Given instruction:
Exclude any images and output the remaining records exactly.

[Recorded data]
-- begin --

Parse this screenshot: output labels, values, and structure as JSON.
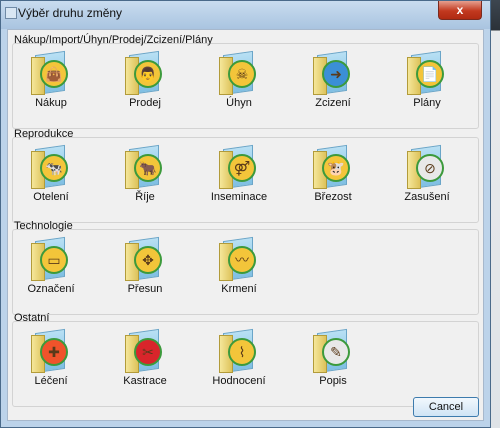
{
  "window": {
    "title": "Výběr druhu změny",
    "close_label": "x"
  },
  "groups": [
    {
      "label": "Nákup/Import/Úhyn/Prodej/Zcizení/Plány",
      "items": [
        {
          "label": "Nákup",
          "icon": "shopping-bag-icon",
          "glyph": "👜",
          "color": "#f3c53a"
        },
        {
          "label": "Prodej",
          "icon": "farmer-icon",
          "glyph": "👨",
          "color": "#f3c53a"
        },
        {
          "label": "Úhyn",
          "icon": "skull-icon",
          "glyph": "☠",
          "color": "#f3c53a"
        },
        {
          "label": "Zcizení",
          "icon": "arrow-right-icon",
          "glyph": "➜",
          "color": "#3b8fd6"
        },
        {
          "label": "Plány",
          "icon": "document-icon",
          "glyph": "📄",
          "color": "#f3c53a"
        }
      ]
    },
    {
      "label": "Reprodukce",
      "items": [
        {
          "label": "Otelení",
          "icon": "calf-icon",
          "glyph": "🐄",
          "color": "#f3c53a"
        },
        {
          "label": "Říje",
          "icon": "cow-icon",
          "glyph": "🐂",
          "color": "#f3c53a"
        },
        {
          "label": "Inseminace",
          "icon": "gender-rings-icon",
          "glyph": "⚤",
          "color": "#f3c53a"
        },
        {
          "label": "Březost",
          "icon": "pregnant-cow-icon",
          "glyph": "🐮",
          "color": "#f3c53a"
        },
        {
          "label": "Zasušení",
          "icon": "no-milk-icon",
          "glyph": "⊘",
          "color": "#e8e8e8"
        }
      ]
    },
    {
      "label": "Technologie",
      "items": [
        {
          "label": "Označení",
          "icon": "tag-icon",
          "glyph": "▭",
          "color": "#f3c53a"
        },
        {
          "label": "Přesun",
          "icon": "move-arrows-icon",
          "glyph": "✥",
          "color": "#f3c53a"
        },
        {
          "label": "Krmení",
          "icon": "feed-icon",
          "glyph": "〰",
          "color": "#f3c53a"
        }
      ]
    },
    {
      "label": "Ostatní",
      "items": [
        {
          "label": "Léčení",
          "icon": "medical-cross-icon",
          "glyph": "✚",
          "color": "#f0532b"
        },
        {
          "label": "Kastrace",
          "icon": "castration-icon",
          "glyph": "✂",
          "color": "#d9252b"
        },
        {
          "label": "Hodnocení",
          "icon": "chart-line-icon",
          "glyph": "⌇",
          "color": "#f3c53a"
        },
        {
          "label": "Popis",
          "icon": "pencil-icon",
          "glyph": "✎",
          "color": "#e8e8e8"
        }
      ]
    }
  ],
  "buttons": {
    "cancel_label": "Cancel"
  }
}
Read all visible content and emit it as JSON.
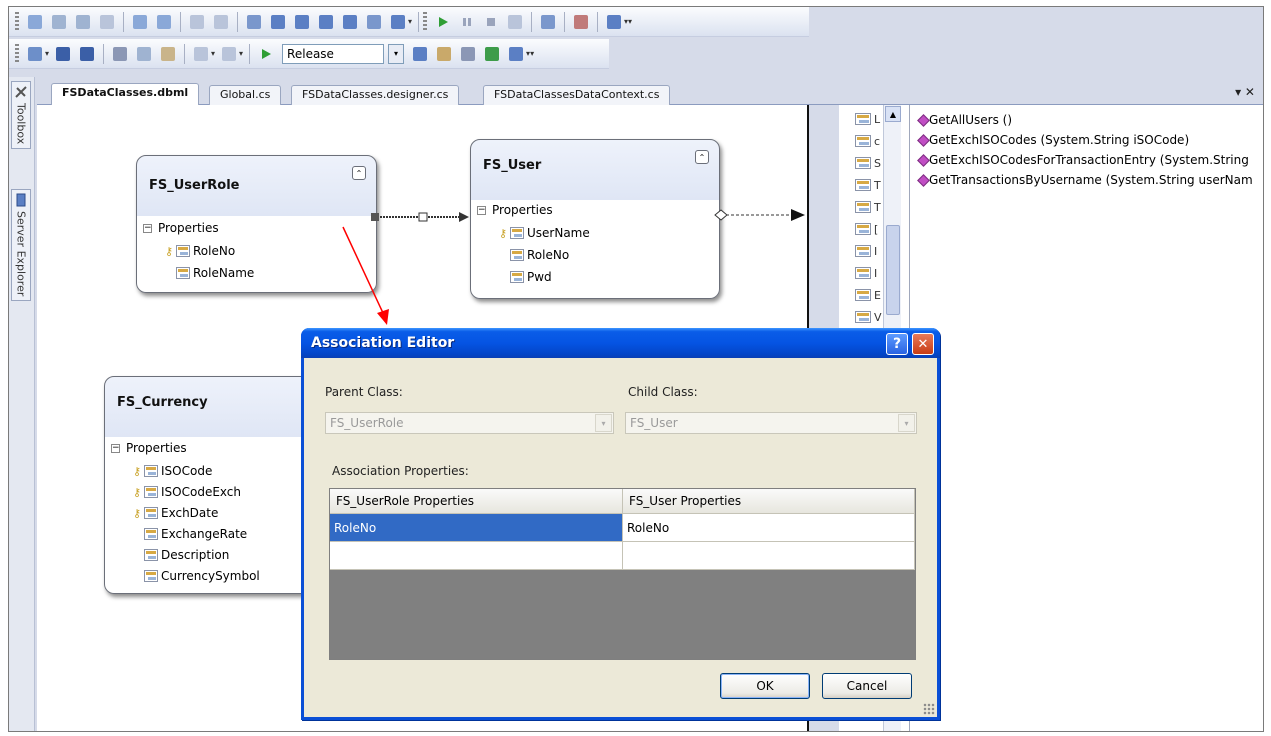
{
  "toolbar": {
    "configuration": "Release"
  },
  "side": {
    "toolbox_label": "Toolbox",
    "server_explorer_label": "Server Explorer"
  },
  "tabs": [
    {
      "label": "FSDataClasses.dbml",
      "active": true
    },
    {
      "label": "Global.cs",
      "active": false
    },
    {
      "label": "FSDataClasses.designer.cs",
      "active": false
    },
    {
      "label": "FSDataClassesDataContext.cs",
      "active": false
    }
  ],
  "tab_controls": "▾ ✕",
  "entities": {
    "user_role": {
      "title": "FS_UserRole",
      "props_header": "Properties",
      "props": [
        {
          "name": "RoleNo",
          "key": true
        },
        {
          "name": "RoleName",
          "key": false
        }
      ]
    },
    "user": {
      "title": "FS_User",
      "props_header": "Properties",
      "props": [
        {
          "name": "UserName",
          "key": true
        },
        {
          "name": "RoleNo",
          "key": false
        },
        {
          "name": "Pwd",
          "key": false
        }
      ]
    },
    "currency": {
      "title": "FS_Currency",
      "props_header": "Properties",
      "props": [
        {
          "name": "ISOCode",
          "key": true
        },
        {
          "name": "ISOCodeExch",
          "key": true
        },
        {
          "name": "ExchDate",
          "key": true
        },
        {
          "name": "ExchangeRate",
          "key": false
        },
        {
          "name": "Description",
          "key": false
        },
        {
          "name": "CurrencySymbol",
          "key": false
        }
      ]
    }
  },
  "mini_list_chars": [
    "L",
    "c",
    "S",
    "T",
    "T",
    "[",
    "I",
    "I",
    "E",
    "V"
  ],
  "methods": [
    "GetAllUsers ()",
    "GetExchISOCodes (System.String iSOCode)",
    "GetExchISOCodesForTransactionEntry (System.String",
    "GetTransactionsByUsername (System.String userNam"
  ],
  "dialog": {
    "title": "Association Editor",
    "help_label": "?",
    "close_label": "✕",
    "parent_class_label": "Parent Class:",
    "parent_class_value": "FS_UserRole",
    "child_class_label": "Child Class:",
    "child_class_value": "FS_User",
    "association_properties_label": "Association Properties:",
    "grid": {
      "headers": [
        "FS_UserRole Properties",
        "FS_User Properties"
      ],
      "rows": [
        [
          "RoleNo",
          "RoleNo"
        ],
        [
          "",
          ""
        ]
      ]
    },
    "ok_label": "OK",
    "cancel_label": "Cancel"
  },
  "colors": {
    "dialog_title_bar": "#0554e3",
    "selection": "#316ac5",
    "annotation_arrow": "#ff0000"
  }
}
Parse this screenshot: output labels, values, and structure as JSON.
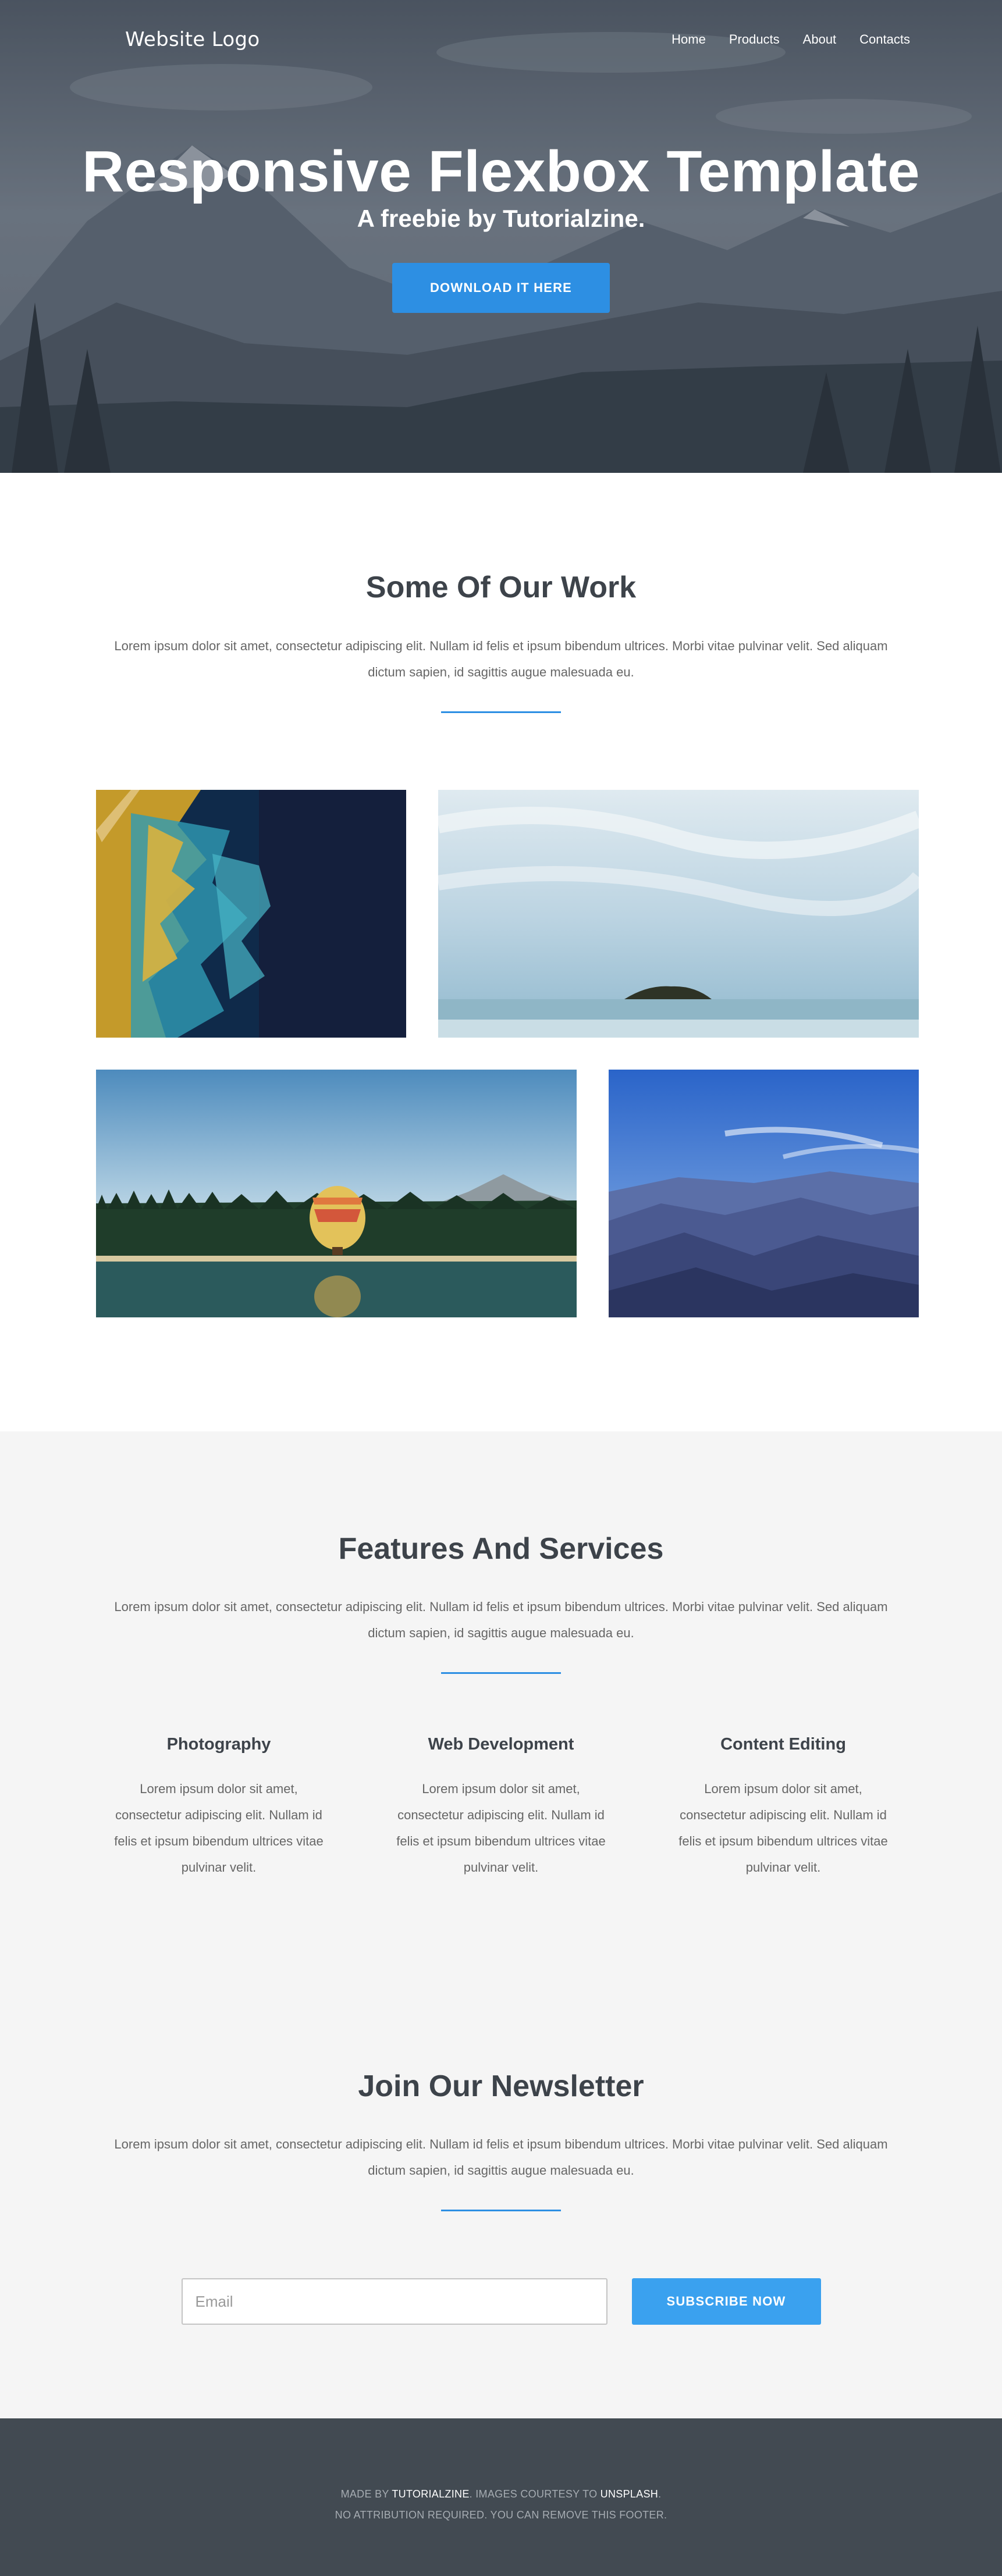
{
  "header": {
    "logo": "Website Logo",
    "nav": [
      {
        "label": "Home"
      },
      {
        "label": "Products"
      },
      {
        "label": "About"
      },
      {
        "label": "Contacts"
      }
    ]
  },
  "hero": {
    "title": "Responsive Flexbox Template",
    "subtitle": "A freebie by Tutorialzine.",
    "cta": "DOWNLOAD IT HERE"
  },
  "work": {
    "title": "Some Of Our Work",
    "text": "Lorem ipsum dolor sit amet, consectetur adipiscing elit. Nullam id felis et ipsum bibendum ultrices. Morbi vitae pulvinar velit. Sed aliquam dictum sapien, id sagittis augue malesuada eu."
  },
  "features": {
    "title": "Features And Services",
    "text": "Lorem ipsum dolor sit amet, consectetur adipiscing elit. Nullam id felis et ipsum bibendum ultrices. Morbi vitae pulvinar velit. Sed aliquam dictum sapien, id sagittis augue malesuada eu.",
    "items": [
      {
        "title": "Photography",
        "text": "Lorem ipsum dolor sit amet, consectetur adipiscing elit. Nullam id felis et ipsum bibendum ultrices vitae pulvinar velit."
      },
      {
        "title": "Web Development",
        "text": "Lorem ipsum dolor sit amet, consectetur adipiscing elit. Nullam id felis et ipsum bibendum ultrices vitae pulvinar velit."
      },
      {
        "title": "Content Editing",
        "text": "Lorem ipsum dolor sit amet, consectetur adipiscing elit. Nullam id felis et ipsum bibendum ultrices vitae pulvinar velit."
      }
    ]
  },
  "newsletter": {
    "title": "Join Our Newsletter",
    "text": "Lorem ipsum dolor sit amet, consectetur adipiscing elit. Nullam id felis et ipsum bibendum ultrices. Morbi vitae pulvinar velit. Sed aliquam dictum sapien, id sagittis augue malesuada eu.",
    "email_placeholder": "Email",
    "subscribe": "SUBSCRIBE NOW"
  },
  "footer": {
    "made_by_prefix": "MADE BY ",
    "made_by_link": "TUTORIALZINE",
    "images_prefix": ". IMAGES COURTESY TO ",
    "images_link": "UNSPLASH",
    "period": ".",
    "line2": "NO ATTRIBUTION REQUIRED. YOU CAN REMOVE THIS FOOTER."
  },
  "colors": {
    "accent": "#2d8fe3",
    "subscribe": "#3aa1ef",
    "footer_bg": "#424a52",
    "section_bg": "#f5f5f5",
    "heading": "#3d434a"
  }
}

-- end --

Exercise response:
Parse this screenshot: output labels, values, and structure as JSON.
{
  "window": {
    "title": "Výběr druhu změny",
    "close_label": "x"
  },
  "groups": [
    {
      "label": "Nákup/Import/Úhyn/Prodej/Zcizení/Plány",
      "items": [
        {
          "label": "Nákup",
          "icon": "shopping-bag-icon",
          "glyph": "👜",
          "color": "#f3c53a"
        },
        {
          "label": "Prodej",
          "icon": "farmer-icon",
          "glyph": "👨",
          "color": "#f3c53a"
        },
        {
          "label": "Úhyn",
          "icon": "skull-icon",
          "glyph": "☠",
          "color": "#f3c53a"
        },
        {
          "label": "Zcizení",
          "icon": "arrow-right-icon",
          "glyph": "➜",
          "color": "#3b8fd6"
        },
        {
          "label": "Plány",
          "icon": "document-icon",
          "glyph": "📄",
          "color": "#f3c53a"
        }
      ]
    },
    {
      "label": "Reprodukce",
      "items": [
        {
          "label": "Otelení",
          "icon": "calf-icon",
          "glyph": "🐄",
          "color": "#f3c53a"
        },
        {
          "label": "Říje",
          "icon": "cow-icon",
          "glyph": "🐂",
          "color": "#f3c53a"
        },
        {
          "label": "Inseminace",
          "icon": "gender-rings-icon",
          "glyph": "⚤",
          "color": "#f3c53a"
        },
        {
          "label": "Březost",
          "icon": "pregnant-cow-icon",
          "glyph": "🐮",
          "color": "#f3c53a"
        },
        {
          "label": "Zasušení",
          "icon": "no-milk-icon",
          "glyph": "⊘",
          "color": "#e8e8e8"
        }
      ]
    },
    {
      "label": "Technologie",
      "items": [
        {
          "label": "Označení",
          "icon": "tag-icon",
          "glyph": "▭",
          "color": "#f3c53a"
        },
        {
          "label": "Přesun",
          "icon": "move-arrows-icon",
          "glyph": "✥",
          "color": "#f3c53a"
        },
        {
          "label": "Krmení",
          "icon": "feed-icon",
          "glyph": "〰",
          "color": "#f3c53a"
        }
      ]
    },
    {
      "label": "Ostatní",
      "items": [
        {
          "label": "Léčení",
          "icon": "medical-cross-icon",
          "glyph": "✚",
          "color": "#f0532b"
        },
        {
          "label": "Kastrace",
          "icon": "castration-icon",
          "glyph": "✂",
          "color": "#d9252b"
        },
        {
          "label": "Hodnocení",
          "icon": "chart-line-icon",
          "glyph": "⌇",
          "color": "#f3c53a"
        },
        {
          "label": "Popis",
          "icon": "pencil-icon",
          "glyph": "✎",
          "color": "#e8e8e8"
        }
      ]
    }
  ],
  "buttons": {
    "cancel_label": "Cancel"
  }
}
Read all visible content and emit it as JSON.
{
  "toolbar": {
    "configuration": "Release"
  },
  "side": {
    "toolbox_label": "Toolbox",
    "server_explorer_label": "Server Explorer"
  },
  "tabs": [
    {
      "label": "FSDataClasses.dbml",
      "active": true
    },
    {
      "label": "Global.cs",
      "active": false
    },
    {
      "label": "FSDataClasses.designer.cs",
      "active": false
    },
    {
      "label": "FSDataClassesDataContext.cs",
      "active": false
    }
  ],
  "tab_controls": "▾ ✕",
  "entities": {
    "user_role": {
      "title": "FS_UserRole",
      "props_header": "Properties",
      "props": [
        {
          "name": "RoleNo",
          "key": true
        },
        {
          "name": "RoleName",
          "key": false
        }
      ]
    },
    "user": {
      "title": "FS_User",
      "props_header": "Properties",
      "props": [
        {
          "name": "UserName",
          "key": true
        },
        {
          "name": "RoleNo",
          "key": false
        },
        {
          "name": "Pwd",
          "key": false
        }
      ]
    },
    "currency": {
      "title": "FS_Currency",
      "props_header": "Properties",
      "props": [
        {
          "name": "ISOCode",
          "key": true
        },
        {
          "name": "ISOCodeExch",
          "key": true
        },
        {
          "name": "ExchDate",
          "key": true
        },
        {
          "name": "ExchangeRate",
          "key": false
        },
        {
          "name": "Description",
          "key": false
        },
        {
          "name": "CurrencySymbol",
          "key": false
        }
      ]
    }
  },
  "mini_list_chars": [
    "L",
    "c",
    "S",
    "T",
    "T",
    "[",
    "I",
    "I",
    "E",
    "V"
  ],
  "methods": [
    "GetAllUsers ()",
    "GetExchISOCodes (System.String iSOCode)",
    "GetExchISOCodesForTransactionEntry (System.String",
    "GetTransactionsByUsername (System.String userNam"
  ],
  "dialog": {
    "title": "Association Editor",
    "help_label": "?",
    "close_label": "✕",
    "parent_class_label": "Parent Class:",
    "parent_class_value": "FS_UserRole",
    "child_class_label": "Child Class:",
    "child_class_value": "FS_User",
    "association_properties_label": "Association Properties:",
    "grid": {
      "headers": [
        "FS_UserRole Properties",
        "FS_User Properties"
      ],
      "rows": [
        [
          "RoleNo",
          "RoleNo"
        ],
        [
          "",
          ""
        ]
      ]
    },
    "ok_label": "OK",
    "cancel_label": "Cancel"
  },
  "colors": {
    "dialog_title_bar": "#0554e3",
    "selection": "#316ac5",
    "annotation_arrow": "#ff0000"
  }
}
Parse this screenshot: output labels, values, and structure as JSON.
{
  "header": {
    "logo": "Website Logo",
    "nav": [
      {
        "label": "Home"
      },
      {
        "label": "Products"
      },
      {
        "label": "About"
      },
      {
        "label": "Contacts"
      }
    ]
  },
  "hero": {
    "title": "Responsive Flexbox Template",
    "subtitle": "A freebie by Tutorialzine.",
    "cta": "DOWNLOAD IT HERE"
  },
  "work": {
    "title": "Some Of Our Work",
    "text": "Lorem ipsum dolor sit amet, consectetur adipiscing elit. Nullam id felis et ipsum bibendum ultrices. Morbi vitae pulvinar velit. Sed aliquam dictum sapien, id sagittis augue malesuada eu."
  },
  "features": {
    "title": "Features And Services",
    "text": "Lorem ipsum dolor sit amet, consectetur adipiscing elit. Nullam id felis et ipsum bibendum ultrices. Morbi vitae pulvinar velit. Sed aliquam dictum sapien, id sagittis augue malesuada eu.",
    "items": [
      {
        "title": "Photography",
        "text": "Lorem ipsum dolor sit amet, consectetur adipiscing elit. Nullam id felis et ipsum bibendum ultrices vitae pulvinar velit."
      },
      {
        "title": "Web Development",
        "text": "Lorem ipsum dolor sit amet, consectetur adipiscing elit. Nullam id felis et ipsum bibendum ultrices vitae pulvinar velit."
      },
      {
        "title": "Content Editing",
        "text": "Lorem ipsum dolor sit amet, consectetur adipiscing elit. Nullam id felis et ipsum bibendum ultrices vitae pulvinar velit."
      }
    ]
  },
  "newsletter": {
    "title": "Join Our Newsletter",
    "text": "Lorem ipsum dolor sit amet, consectetur adipiscing elit. Nullam id felis et ipsum bibendum ultrices. Morbi vitae pulvinar velit. Sed aliquam dictum sapien, id sagittis augue malesuada eu.",
    "email_placeholder": "Email",
    "subscribe": "SUBSCRIBE NOW"
  },
  "footer": {
    "made_by_prefix": "MADE BY ",
    "made_by_link": "TUTORIALZINE",
    "images_prefix": ". IMAGES COURTESY TO ",
    "images_link": "UNSPLASH",
    "period": ".",
    "line2": "NO ATTRIBUTION REQUIRED. YOU CAN REMOVE THIS FOOTER."
  },
  "colors": {
    "accent": "#2d8fe3",
    "subscribe": "#3aa1ef",
    "footer_bg": "#424a52",
    "section_bg": "#f5f5f5",
    "heading": "#3d434a"
  }
}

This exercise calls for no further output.